═════ RECORD SET ═════

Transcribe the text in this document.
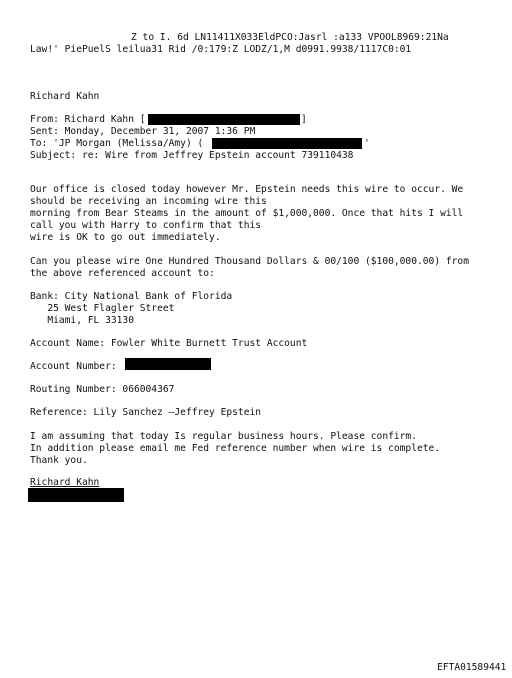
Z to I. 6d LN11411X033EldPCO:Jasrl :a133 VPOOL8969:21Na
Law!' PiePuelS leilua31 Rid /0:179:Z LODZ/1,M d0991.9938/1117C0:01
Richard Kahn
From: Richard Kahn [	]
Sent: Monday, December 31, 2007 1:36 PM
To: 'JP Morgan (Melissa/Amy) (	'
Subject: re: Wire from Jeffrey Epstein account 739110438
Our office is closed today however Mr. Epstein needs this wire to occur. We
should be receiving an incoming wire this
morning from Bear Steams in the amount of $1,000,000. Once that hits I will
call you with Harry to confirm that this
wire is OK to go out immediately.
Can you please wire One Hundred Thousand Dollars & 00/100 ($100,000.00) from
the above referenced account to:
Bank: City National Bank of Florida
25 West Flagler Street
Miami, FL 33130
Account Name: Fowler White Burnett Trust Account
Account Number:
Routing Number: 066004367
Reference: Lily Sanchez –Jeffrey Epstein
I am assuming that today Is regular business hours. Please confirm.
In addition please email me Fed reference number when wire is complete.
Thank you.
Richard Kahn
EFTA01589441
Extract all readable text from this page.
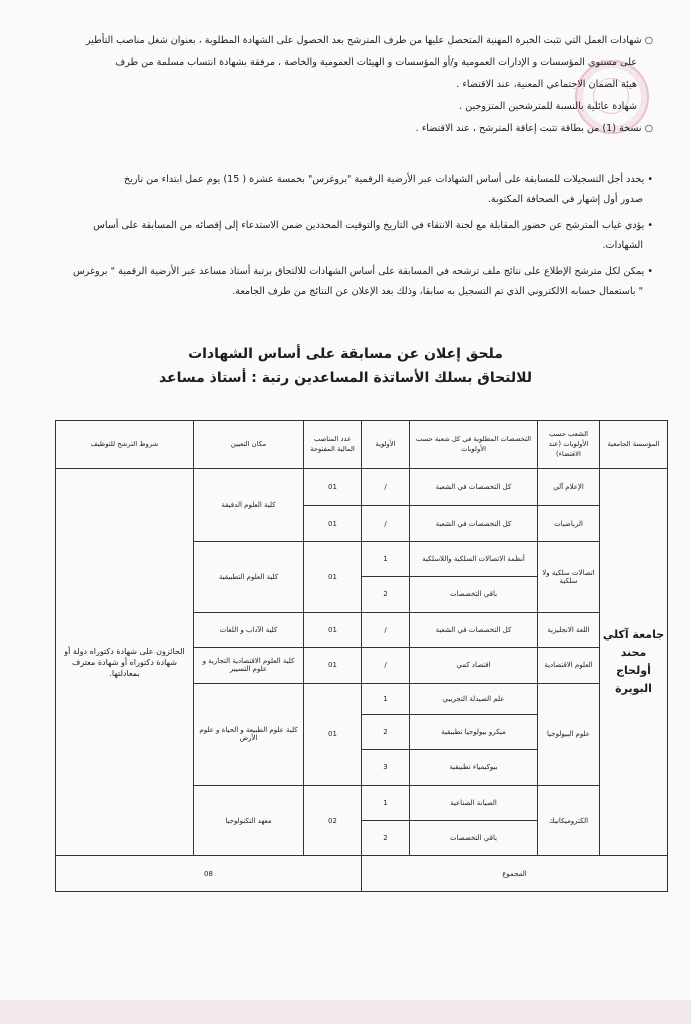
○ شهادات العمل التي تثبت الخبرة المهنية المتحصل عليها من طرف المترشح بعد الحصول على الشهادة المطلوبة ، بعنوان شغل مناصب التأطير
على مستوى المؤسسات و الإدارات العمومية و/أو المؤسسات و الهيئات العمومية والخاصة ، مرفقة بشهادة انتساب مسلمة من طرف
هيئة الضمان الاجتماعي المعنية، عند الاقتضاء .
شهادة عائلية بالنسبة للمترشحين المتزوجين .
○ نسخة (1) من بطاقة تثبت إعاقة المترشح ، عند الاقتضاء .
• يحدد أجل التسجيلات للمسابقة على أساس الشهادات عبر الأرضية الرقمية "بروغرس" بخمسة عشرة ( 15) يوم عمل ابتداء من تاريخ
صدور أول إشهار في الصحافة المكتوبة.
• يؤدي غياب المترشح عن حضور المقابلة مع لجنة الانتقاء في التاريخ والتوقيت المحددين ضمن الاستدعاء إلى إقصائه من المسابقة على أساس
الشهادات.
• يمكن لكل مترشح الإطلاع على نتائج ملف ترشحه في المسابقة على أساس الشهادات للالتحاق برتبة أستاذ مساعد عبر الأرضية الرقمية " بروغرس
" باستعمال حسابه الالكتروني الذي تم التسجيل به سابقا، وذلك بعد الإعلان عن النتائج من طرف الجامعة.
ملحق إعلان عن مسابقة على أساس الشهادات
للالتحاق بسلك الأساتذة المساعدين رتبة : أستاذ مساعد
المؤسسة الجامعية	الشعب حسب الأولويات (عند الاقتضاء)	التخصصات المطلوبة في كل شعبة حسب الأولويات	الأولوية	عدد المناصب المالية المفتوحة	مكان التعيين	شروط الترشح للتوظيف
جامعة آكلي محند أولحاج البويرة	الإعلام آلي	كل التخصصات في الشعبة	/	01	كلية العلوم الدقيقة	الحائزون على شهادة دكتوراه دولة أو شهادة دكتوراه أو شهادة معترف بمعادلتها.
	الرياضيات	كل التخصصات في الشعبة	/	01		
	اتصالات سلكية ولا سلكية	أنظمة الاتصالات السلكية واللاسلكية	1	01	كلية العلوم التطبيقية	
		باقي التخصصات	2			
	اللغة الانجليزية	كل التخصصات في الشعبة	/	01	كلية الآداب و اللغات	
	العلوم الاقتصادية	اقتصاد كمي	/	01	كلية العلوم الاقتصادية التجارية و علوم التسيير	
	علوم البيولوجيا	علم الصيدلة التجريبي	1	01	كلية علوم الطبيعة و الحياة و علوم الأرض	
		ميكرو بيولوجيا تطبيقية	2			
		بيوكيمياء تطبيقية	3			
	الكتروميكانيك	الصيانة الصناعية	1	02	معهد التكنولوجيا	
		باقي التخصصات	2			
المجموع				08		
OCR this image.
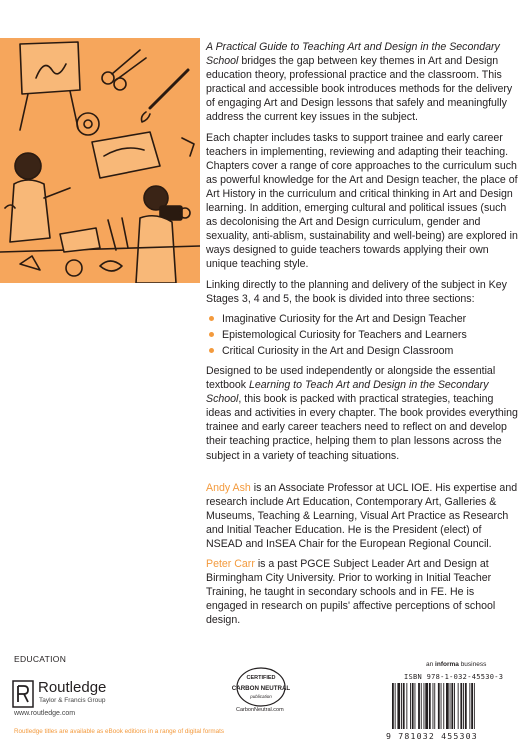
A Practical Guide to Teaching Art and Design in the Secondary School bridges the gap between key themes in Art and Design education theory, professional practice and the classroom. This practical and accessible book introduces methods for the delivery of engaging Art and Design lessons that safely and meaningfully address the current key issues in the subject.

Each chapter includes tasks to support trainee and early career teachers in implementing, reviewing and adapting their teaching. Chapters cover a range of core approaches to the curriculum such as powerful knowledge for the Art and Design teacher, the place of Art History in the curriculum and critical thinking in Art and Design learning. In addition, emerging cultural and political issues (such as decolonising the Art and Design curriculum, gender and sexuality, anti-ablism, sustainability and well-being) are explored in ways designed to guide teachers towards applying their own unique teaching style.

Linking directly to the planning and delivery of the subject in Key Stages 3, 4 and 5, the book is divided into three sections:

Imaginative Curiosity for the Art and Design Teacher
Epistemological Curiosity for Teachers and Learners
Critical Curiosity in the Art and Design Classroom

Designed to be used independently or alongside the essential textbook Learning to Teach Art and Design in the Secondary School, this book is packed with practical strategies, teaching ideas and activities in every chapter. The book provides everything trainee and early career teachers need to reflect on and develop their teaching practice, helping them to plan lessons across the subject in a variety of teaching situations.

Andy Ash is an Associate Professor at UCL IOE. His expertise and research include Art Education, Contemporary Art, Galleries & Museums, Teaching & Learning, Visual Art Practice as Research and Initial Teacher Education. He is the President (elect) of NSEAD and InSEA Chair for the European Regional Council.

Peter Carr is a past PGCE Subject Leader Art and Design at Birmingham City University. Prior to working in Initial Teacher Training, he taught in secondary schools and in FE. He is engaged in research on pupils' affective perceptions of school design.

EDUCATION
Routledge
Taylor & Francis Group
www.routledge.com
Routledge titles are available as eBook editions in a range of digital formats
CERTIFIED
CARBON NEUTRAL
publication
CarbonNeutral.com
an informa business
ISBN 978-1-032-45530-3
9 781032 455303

═════
═════ RECORD SET ═════

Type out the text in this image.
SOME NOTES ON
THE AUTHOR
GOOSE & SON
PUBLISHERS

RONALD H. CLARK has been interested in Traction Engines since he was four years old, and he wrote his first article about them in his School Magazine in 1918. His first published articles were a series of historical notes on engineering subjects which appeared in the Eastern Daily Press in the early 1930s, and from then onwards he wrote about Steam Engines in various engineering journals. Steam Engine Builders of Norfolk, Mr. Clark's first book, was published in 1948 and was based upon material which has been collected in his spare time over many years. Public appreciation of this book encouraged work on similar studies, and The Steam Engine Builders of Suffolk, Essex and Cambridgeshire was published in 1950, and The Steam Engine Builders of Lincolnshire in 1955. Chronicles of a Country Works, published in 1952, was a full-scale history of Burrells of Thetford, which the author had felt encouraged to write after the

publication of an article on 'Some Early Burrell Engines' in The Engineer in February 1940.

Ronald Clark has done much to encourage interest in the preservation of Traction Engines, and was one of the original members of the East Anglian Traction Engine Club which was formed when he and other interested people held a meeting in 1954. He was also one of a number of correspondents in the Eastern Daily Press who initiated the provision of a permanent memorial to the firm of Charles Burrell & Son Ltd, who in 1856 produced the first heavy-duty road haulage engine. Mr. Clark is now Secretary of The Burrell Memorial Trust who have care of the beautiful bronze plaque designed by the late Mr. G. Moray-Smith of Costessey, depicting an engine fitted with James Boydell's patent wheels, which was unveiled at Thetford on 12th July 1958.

═════

WHAT YOU ARE ASKED TO DO
Gather all lines of the records that include the word "image".

SOLUTION
OCR this image.
Type out the text in this image.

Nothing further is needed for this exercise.